Written request
Pictures within the data are to be left out; everything else must be reproduced exactly.

Data shown
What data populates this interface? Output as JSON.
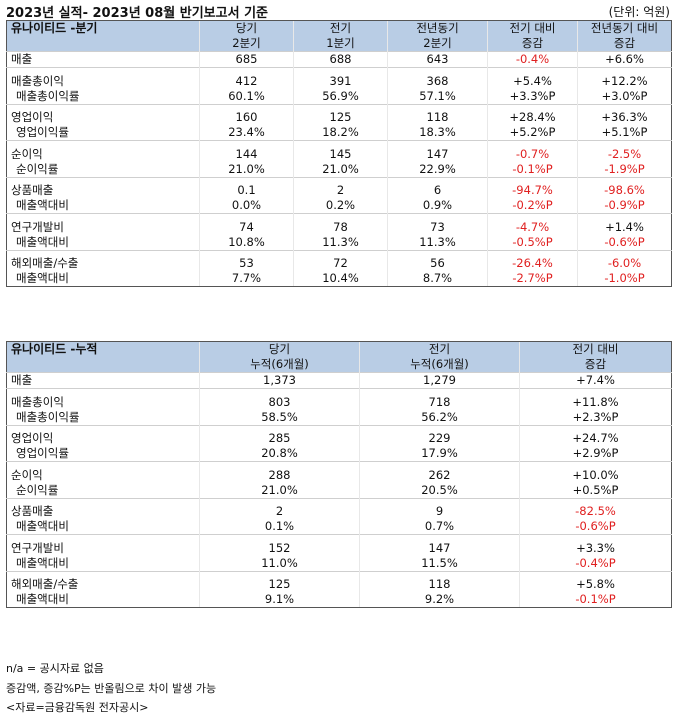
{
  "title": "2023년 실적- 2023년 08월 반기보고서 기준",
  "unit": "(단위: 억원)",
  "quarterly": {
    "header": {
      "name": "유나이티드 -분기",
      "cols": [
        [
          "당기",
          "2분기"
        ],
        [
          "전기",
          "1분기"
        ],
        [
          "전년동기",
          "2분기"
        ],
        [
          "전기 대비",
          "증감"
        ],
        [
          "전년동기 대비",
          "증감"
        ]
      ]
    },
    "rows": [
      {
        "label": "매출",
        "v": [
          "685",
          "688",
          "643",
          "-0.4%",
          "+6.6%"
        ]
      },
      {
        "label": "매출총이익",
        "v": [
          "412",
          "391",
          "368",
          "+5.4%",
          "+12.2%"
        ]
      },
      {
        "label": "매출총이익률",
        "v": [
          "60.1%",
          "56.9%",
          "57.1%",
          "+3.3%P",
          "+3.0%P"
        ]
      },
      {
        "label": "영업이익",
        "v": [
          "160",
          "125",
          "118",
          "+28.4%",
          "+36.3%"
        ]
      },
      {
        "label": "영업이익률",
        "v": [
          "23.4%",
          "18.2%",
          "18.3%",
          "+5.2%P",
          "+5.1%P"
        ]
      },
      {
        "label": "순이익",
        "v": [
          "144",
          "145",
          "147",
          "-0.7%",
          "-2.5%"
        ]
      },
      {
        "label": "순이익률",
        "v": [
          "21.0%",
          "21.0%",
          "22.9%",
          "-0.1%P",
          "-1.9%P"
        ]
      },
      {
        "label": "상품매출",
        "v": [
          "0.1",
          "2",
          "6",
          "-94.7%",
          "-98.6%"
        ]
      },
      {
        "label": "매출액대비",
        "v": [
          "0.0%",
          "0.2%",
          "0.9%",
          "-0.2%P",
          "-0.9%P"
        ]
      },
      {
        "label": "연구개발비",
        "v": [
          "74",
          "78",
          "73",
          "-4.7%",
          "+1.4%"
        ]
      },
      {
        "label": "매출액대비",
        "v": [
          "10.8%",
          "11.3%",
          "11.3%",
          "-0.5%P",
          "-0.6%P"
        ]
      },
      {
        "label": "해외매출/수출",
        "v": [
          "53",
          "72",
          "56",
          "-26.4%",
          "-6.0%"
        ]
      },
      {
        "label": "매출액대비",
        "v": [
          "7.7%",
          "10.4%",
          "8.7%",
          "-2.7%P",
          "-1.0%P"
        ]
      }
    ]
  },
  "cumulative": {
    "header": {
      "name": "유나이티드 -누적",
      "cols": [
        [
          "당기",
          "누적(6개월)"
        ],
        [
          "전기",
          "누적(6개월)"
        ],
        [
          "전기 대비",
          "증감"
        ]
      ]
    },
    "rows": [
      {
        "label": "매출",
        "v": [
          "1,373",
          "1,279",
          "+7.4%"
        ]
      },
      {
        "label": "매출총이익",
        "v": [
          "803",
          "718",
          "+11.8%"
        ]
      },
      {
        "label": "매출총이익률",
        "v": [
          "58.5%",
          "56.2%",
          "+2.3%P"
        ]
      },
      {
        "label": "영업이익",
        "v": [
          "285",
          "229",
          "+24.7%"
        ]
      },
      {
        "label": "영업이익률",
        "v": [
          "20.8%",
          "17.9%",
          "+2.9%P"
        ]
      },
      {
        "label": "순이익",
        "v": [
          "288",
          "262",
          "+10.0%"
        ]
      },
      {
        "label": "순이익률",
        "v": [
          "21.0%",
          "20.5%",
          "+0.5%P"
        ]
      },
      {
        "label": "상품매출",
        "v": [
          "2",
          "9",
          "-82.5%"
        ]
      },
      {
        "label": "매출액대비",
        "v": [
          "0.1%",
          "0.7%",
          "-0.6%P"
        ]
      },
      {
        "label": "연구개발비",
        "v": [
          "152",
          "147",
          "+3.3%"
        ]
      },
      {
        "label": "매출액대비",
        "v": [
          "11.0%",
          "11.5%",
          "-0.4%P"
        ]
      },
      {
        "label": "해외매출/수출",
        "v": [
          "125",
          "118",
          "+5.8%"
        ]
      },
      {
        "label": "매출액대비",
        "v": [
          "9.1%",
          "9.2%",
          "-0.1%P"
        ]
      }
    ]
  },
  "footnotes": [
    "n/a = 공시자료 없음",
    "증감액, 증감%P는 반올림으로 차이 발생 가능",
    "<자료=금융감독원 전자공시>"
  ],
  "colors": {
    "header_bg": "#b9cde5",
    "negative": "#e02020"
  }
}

Exercise result
What data populates this interface? Output as JSON.
{
  "title": "2023년 실적- 2023년 08월 반기보고서 기준",
  "unit": "(단위: 억원)",
  "quarterly": {
    "header": {
      "name": "유나이티드 -분기",
      "cols": [
        [
          "당기",
          "2분기"
        ],
        [
          "전기",
          "1분기"
        ],
        [
          "전년동기",
          "2분기"
        ],
        [
          "전기 대비",
          "증감"
        ],
        [
          "전년동기 대비",
          "증감"
        ]
      ]
    },
    "rows": [
      {
        "label": "매출",
        "v": [
          "685",
          "688",
          "643",
          "-0.4%",
          "+6.6%"
        ]
      },
      {
        "label": "매출총이익",
        "v": [
          "412",
          "391",
          "368",
          "+5.4%",
          "+12.2%"
        ]
      },
      {
        "label": "매출총이익률",
        "v": [
          "60.1%",
          "56.9%",
          "57.1%",
          "+3.3%P",
          "+3.0%P"
        ]
      },
      {
        "label": "영업이익",
        "v": [
          "160",
          "125",
          "118",
          "+28.4%",
          "+36.3%"
        ]
      },
      {
        "label": "영업이익률",
        "v": [
          "23.4%",
          "18.2%",
          "18.3%",
          "+5.2%P",
          "+5.1%P"
        ]
      },
      {
        "label": "순이익",
        "v": [
          "144",
          "145",
          "147",
          "-0.7%",
          "-2.5%"
        ]
      },
      {
        "label": "순이익률",
        "v": [
          "21.0%",
          "21.0%",
          "22.9%",
          "-0.1%P",
          "-1.9%P"
        ]
      },
      {
        "label": "상품매출",
        "v": [
          "0.1",
          "2",
          "6",
          "-94.7%",
          "-98.6%"
        ]
      },
      {
        "label": "매출액대비",
        "v": [
          "0.0%",
          "0.2%",
          "0.9%",
          "-0.2%P",
          "-0.9%P"
        ]
      },
      {
        "label": "연구개발비",
        "v": [
          "74",
          "78",
          "73",
          "-4.7%",
          "+1.4%"
        ]
      },
      {
        "label": "매출액대비",
        "v": [
          "10.8%",
          "11.3%",
          "11.3%",
          "-0.5%P",
          "-0.6%P"
        ]
      },
      {
        "label": "해외매출/수출",
        "v": [
          "53",
          "72",
          "56",
          "-26.4%",
          "-6.0%"
        ]
      },
      {
        "label": "매출액대비",
        "v": [
          "7.7%",
          "10.4%",
          "8.7%",
          "-2.7%P",
          "-1.0%P"
        ]
      }
    ]
  },
  "cumulative": {
    "header": {
      "name": "유나이티드 -누적",
      "cols": [
        [
          "당기",
          "누적(6개월)"
        ],
        [
          "전기",
          "누적(6개월)"
        ],
        [
          "전기 대비",
          "증감"
        ]
      ]
    },
    "rows": [
      {
        "label": "매출",
        "v": [
          "1,373",
          "1,279",
          "+7.4%"
        ]
      },
      {
        "label": "매출총이익",
        "v": [
          "803",
          "718",
          "+11.8%"
        ]
      },
      {
        "label": "매출총이익률",
        "v": [
          "58.5%",
          "56.2%",
          "+2.3%P"
        ]
      },
      {
        "label": "영업이익",
        "v": [
          "285",
          "229",
          "+24.7%"
        ]
      },
      {
        "label": "영업이익률",
        "v": [
          "20.8%",
          "17.9%",
          "+2.9%P"
        ]
      },
      {
        "label": "순이익",
        "v": [
          "288",
          "262",
          "+10.0%"
        ]
      },
      {
        "label": "순이익률",
        "v": [
          "21.0%",
          "20.5%",
          "+0.5%P"
        ]
      },
      {
        "label": "상품매출",
        "v": [
          "2",
          "9",
          "-82.5%"
        ]
      },
      {
        "label": "매출액대비",
        "v": [
          "0.1%",
          "0.7%",
          "-0.6%P"
        ]
      },
      {
        "label": "연구개발비",
        "v": [
          "152",
          "147",
          "+3.3%"
        ]
      },
      {
        "label": "매출액대비",
        "v": [
          "11.0%",
          "11.5%",
          "-0.4%P"
        ]
      },
      {
        "label": "해외매출/수출",
        "v": [
          "125",
          "118",
          "+5.8%"
        ]
      },
      {
        "label": "매출액대비",
        "v": [
          "9.1%",
          "9.2%",
          "-0.1%P"
        ]
      }
    ]
  },
  "footnotes": [
    "n/a = 공시자료 없음",
    "증감액, 증감%P는 반올림으로 차이 발생 가능",
    "<자료=금융감독원 전자공시>"
  ],
  "colors": {
    "header_bg": "#b9cde5",
    "negative": "#e02020"
  }
}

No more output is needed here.